■ YOUR INSTRUCTIONS ■
Reproduce all records verbatim.

■ DATASET ROWS ■
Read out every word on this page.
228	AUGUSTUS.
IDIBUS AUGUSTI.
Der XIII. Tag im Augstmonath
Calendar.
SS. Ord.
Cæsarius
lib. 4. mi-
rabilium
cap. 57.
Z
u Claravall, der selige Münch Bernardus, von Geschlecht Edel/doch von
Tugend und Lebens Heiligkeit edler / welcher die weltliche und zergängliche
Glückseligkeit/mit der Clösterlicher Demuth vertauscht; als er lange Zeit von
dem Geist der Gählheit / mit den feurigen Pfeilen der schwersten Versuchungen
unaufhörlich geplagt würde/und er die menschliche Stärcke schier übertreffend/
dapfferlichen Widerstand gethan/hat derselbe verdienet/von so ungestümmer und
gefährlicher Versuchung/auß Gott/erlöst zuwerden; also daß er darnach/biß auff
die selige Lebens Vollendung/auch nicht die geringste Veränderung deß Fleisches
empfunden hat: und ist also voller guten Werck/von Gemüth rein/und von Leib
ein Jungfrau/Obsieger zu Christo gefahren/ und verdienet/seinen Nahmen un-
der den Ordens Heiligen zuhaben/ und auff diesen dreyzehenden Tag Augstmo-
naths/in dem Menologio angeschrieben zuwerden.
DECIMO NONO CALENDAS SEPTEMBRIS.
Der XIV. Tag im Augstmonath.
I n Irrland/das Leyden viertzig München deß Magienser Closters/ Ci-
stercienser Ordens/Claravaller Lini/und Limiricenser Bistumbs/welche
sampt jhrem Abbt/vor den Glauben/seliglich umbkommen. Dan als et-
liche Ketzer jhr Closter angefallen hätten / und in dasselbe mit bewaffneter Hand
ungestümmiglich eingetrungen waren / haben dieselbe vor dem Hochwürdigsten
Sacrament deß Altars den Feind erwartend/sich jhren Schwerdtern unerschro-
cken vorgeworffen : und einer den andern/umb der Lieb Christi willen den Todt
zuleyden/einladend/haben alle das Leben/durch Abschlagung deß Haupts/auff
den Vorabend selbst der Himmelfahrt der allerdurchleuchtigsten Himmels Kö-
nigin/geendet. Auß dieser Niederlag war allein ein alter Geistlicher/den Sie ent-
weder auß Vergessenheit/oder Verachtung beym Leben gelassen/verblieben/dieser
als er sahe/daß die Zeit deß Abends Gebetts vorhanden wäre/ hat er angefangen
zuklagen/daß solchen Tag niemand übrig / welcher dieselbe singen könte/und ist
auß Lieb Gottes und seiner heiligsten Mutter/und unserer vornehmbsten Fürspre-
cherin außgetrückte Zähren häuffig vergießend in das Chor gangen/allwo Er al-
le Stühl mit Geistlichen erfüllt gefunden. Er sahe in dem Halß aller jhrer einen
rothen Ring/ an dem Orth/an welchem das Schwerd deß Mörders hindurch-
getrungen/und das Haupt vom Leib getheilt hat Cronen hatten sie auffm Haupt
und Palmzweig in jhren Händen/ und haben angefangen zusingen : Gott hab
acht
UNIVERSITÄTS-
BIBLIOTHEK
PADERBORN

■ COMPLETE OUTPUT ■
Read out every word on this page.
228	AUGUSTUS.
IDIBUS AUGUSTI.
Der XIII. Tag im Augstmonath
Calendar.
SS. Ord.
Cæsarius
lib. 4. mi-
rabilium
cap. 57.
Z
u Claravall, der selige Münch Bernardus, von Geschlecht Edel/doch von
Tugend und Lebens Heiligkeit edler / welcher die weltliche und zergängliche
Glückseligkeit/mit der Clösterlicher Demuth vertauscht; als er lange Zeit von
dem Geist der Gählheit / mit den feurigen Pfeilen der schwersten Versuchungen
unaufhörlich geplagt würde/und er die menschliche Stärcke schier übertreffend/
dapfferlichen Widerstand gethan/hat derselbe verdienet/von so ungestümmer und
gefährlicher Versuchung/auß Gott/erlöst zuwerden; also daß er darnach/biß auff
die selige Lebens Vollendung/auch nicht die geringste Veränderung deß Fleisches
empfunden hat: und ist also voller guten Werck/von Gemüth rein/und von Leib
ein Jungfrau/Obsieger zu Christo gefahren/ und verdienet/seinen Nahmen un-
der den Ordens Heiligen zuhaben/ und auff diesen dreyzehenden Tag Augstmo-
naths/in dem Menologio angeschrieben zuwerden.
DECIMO NONO CALENDAS SEPTEMBRIS.
Der XIV. Tag im Augstmonath.
I n Irrland/das Leyden viertzig München deß Magienser Closters/ Ci-
stercienser Ordens/Claravaller Lini/und Limiricenser Bistumbs/welche
sampt jhrem Abbt/vor den Glauben/seliglich umbkommen. Dan als et-
liche Ketzer jhr Closter angefallen hätten / und in dasselbe mit bewaffneter Hand
ungestümmiglich eingetrungen waren / haben dieselbe vor dem Hochwürdigsten
Sacrament deß Altars den Feind erwartend/sich jhren Schwerdtern unerschro-
cken vorgeworffen : und einer den andern/umb der Lieb Christi willen den Todt
zuleyden/einladend/haben alle das Leben/durch Abschlagung deß Haupts/auff
den Vorabend selbst der Himmelfahrt der allerdurchleuchtigsten Himmels Kö-
nigin/geendet. Auß dieser Niederlag war allein ein alter Geistlicher/den Sie ent-
weder auß Vergessenheit/oder Verachtung beym Leben gelassen/verblieben/dieser
als er sahe/daß die Zeit deß Abends Gebetts vorhanden wäre/ hat er angefangen
zuklagen/daß solchen Tag niemand übrig / welcher dieselbe singen könte/und ist
auß Lieb Gottes und seiner heiligsten Mutter/und unserer vornehmbsten Fürspre-
cherin außgetrückte Zähren häuffig vergießend in das Chor gangen/allwo Er al-
le Stühl mit Geistlichen erfüllt gefunden. Er sahe in dem Halß aller jhrer einen
rothen Ring/ an dem Orth/an welchem das Schwerd deß Mörders hindurch-
getrungen/und das Haupt vom Leib getheilt hat Cronen hatten sie auffm Haupt
und Palmzweig in jhren Händen/ und haben angefangen zusingen : Gott hab
acht
UNIVERSITÄTS-
BIBLIOTHEK
PADERBORN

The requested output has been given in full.